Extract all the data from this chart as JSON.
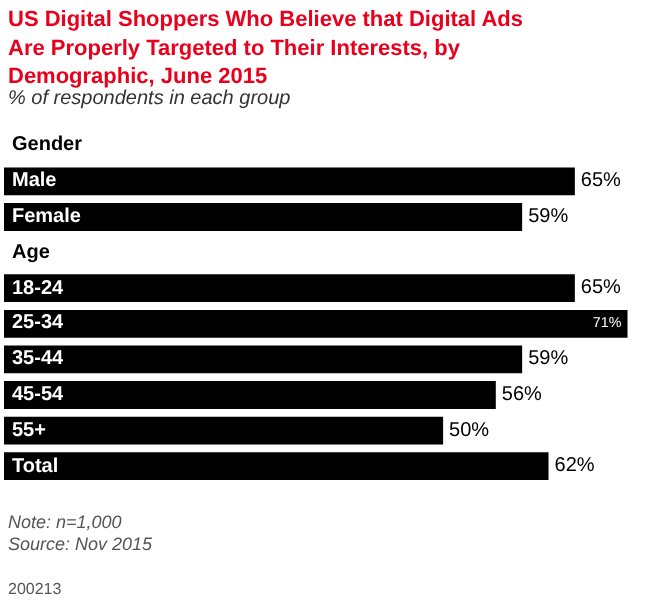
{
  "chart_data": {
    "type": "bar",
    "orientation": "horizontal",
    "title": "US Digital Shoppers Who Believe that Digital Ads Are Properly Targeted to Their Interests, by Demographic, June 2015",
    "subtitle": "% of respondents in each group",
    "categories": [
      "Gender",
      "Male",
      "Female",
      "Age",
      "18-24",
      "25-34",
      "35-44",
      "45-54",
      "55+",
      "Total"
    ],
    "values": [
      null,
      65,
      59,
      null,
      65,
      71,
      59,
      56,
      50,
      62
    ],
    "value_labels": [
      null,
      "65%",
      "59%",
      null,
      "65%",
      "71%",
      "59%",
      "56%",
      "50%",
      "62%"
    ],
    "color": "#000000",
    "annotations": [
      "Note: n=1,000",
      "Source: Nov 2015",
      "200213"
    ]
  }
}
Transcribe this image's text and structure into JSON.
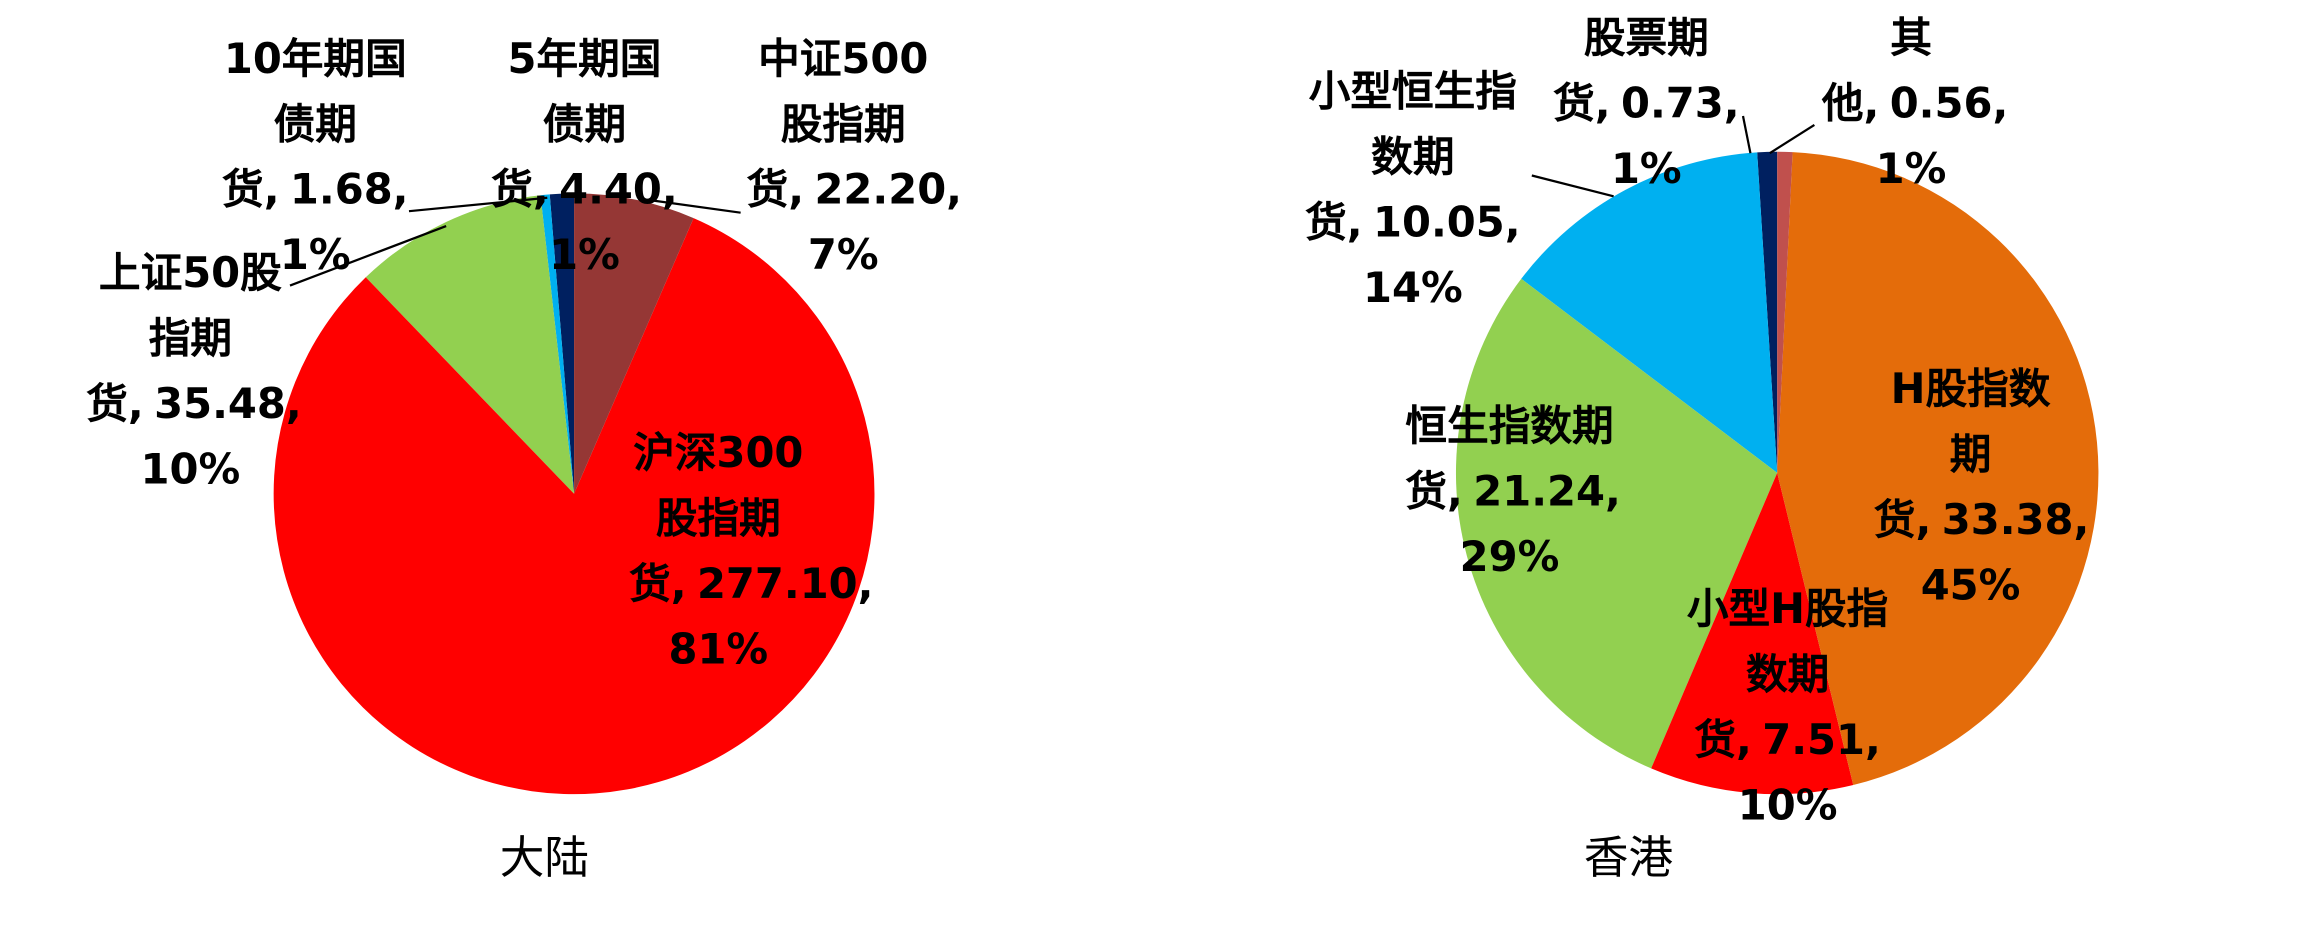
{
  "chart_data": [
    {
      "type": "pie",
      "title": "大陆",
      "categories": [
        "中证500股指期货,",
        "沪深300股指期货,",
        "上证50股指期货,",
        "10年期国债期货,",
        "5年期国债期货,"
      ],
      "values": [
        22.2,
        277.1,
        35.48,
        1.68,
        4.4
      ],
      "value_labels": [
        "22.20, 7%",
        "277.10, 81%",
        "35.48, 10%",
        "1.68, 1%",
        "4.40, 1%"
      ],
      "colors": [
        "#953735",
        "#ff0000",
        "#92d050",
        "#00b0f0",
        "#002060"
      ]
    },
    {
      "type": "pie",
      "title": "香港",
      "categories": [
        "其他,",
        "H股指数期货,",
        "小型H股指数期货,",
        "恒生指数期货,",
        "小型恒生指数期货,",
        "股票期货,"
      ],
      "values": [
        0.56,
        33.38,
        7.51,
        21.24,
        10.05,
        0.73
      ],
      "value_labels": [
        "0.56, 1%",
        "33.38, 45%",
        "7.51, 10%",
        "21.24, 29%",
        "10.05, 14%",
        "0.73, 1%"
      ],
      "colors": [
        "#c0504d",
        "#e46c0a",
        "#ff0000",
        "#92d050",
        "#00b0f0",
        "#002060"
      ]
    }
  ]
}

□ □ □

_PROBLEM TO WORK ON_
Leave out the pictures and print each record exactly as it stands.

_THE COMPLETED TASK_
Extract all the data from this chart as JSON.
{
  "chart_data": {
    "type": "bar",
    "orientation": "horizontal",
    "title": "US Digital Shoppers Who Believe that Digital Ads Are Properly Targeted to Their Interests, by Demographic, June 2015",
    "subtitle": "% of respondents in each group",
    "categories": [
      "Gender",
      "Male",
      "Female",
      "Age",
      "18-24",
      "25-34",
      "35-44",
      "45-54",
      "55+",
      "Total"
    ],
    "values": [
      null,
      65,
      59,
      null,
      65,
      71,
      59,
      56,
      50,
      62
    ],
    "value_labels": [
      null,
      "65%",
      "59%",
      null,
      "65%",
      "71%",
      "59%",
      "56%",
      "50%",
      "62%"
    ],
    "color": "#000000",
    "annotations": [
      "Note: n=1,000",
      "Source: Nov 2015",
      "200213"
    ]
  }
}
Transcribe this image's text and structure into JSON.
{
  "chart_data": [
    {
      "type": "pie",
      "title": "大陆",
      "categories": [
        "中证500股指期货,",
        "沪深300股指期货,",
        "上证50股指期货,",
        "10年期国债期货,",
        "5年期国债期货,"
      ],
      "values": [
        22.2,
        277.1,
        35.48,
        1.68,
        4.4
      ],
      "value_labels": [
        "22.20, 7%",
        "277.10, 81%",
        "35.48, 10%",
        "1.68, 1%",
        "4.40, 1%"
      ],
      "colors": [
        "#953735",
        "#ff0000",
        "#92d050",
        "#00b0f0",
        "#002060"
      ]
    },
    {
      "type": "pie",
      "title": "香港",
      "categories": [
        "其他,",
        "H股指数期货,",
        "小型H股指数期货,",
        "恒生指数期货,",
        "小型恒生指数期货,",
        "股票期货,"
      ],
      "values": [
        0.56,
        33.38,
        7.51,
        21.24,
        10.05,
        0.73
      ],
      "value_labels": [
        "0.56, 1%",
        "33.38, 45%",
        "7.51, 10%",
        "21.24, 29%",
        "10.05, 14%",
        "0.73, 1%"
      ],
      "colors": [
        "#c0504d",
        "#e46c0a",
        "#ff0000",
        "#92d050",
        "#00b0f0",
        "#002060"
      ]
    }
  ]
}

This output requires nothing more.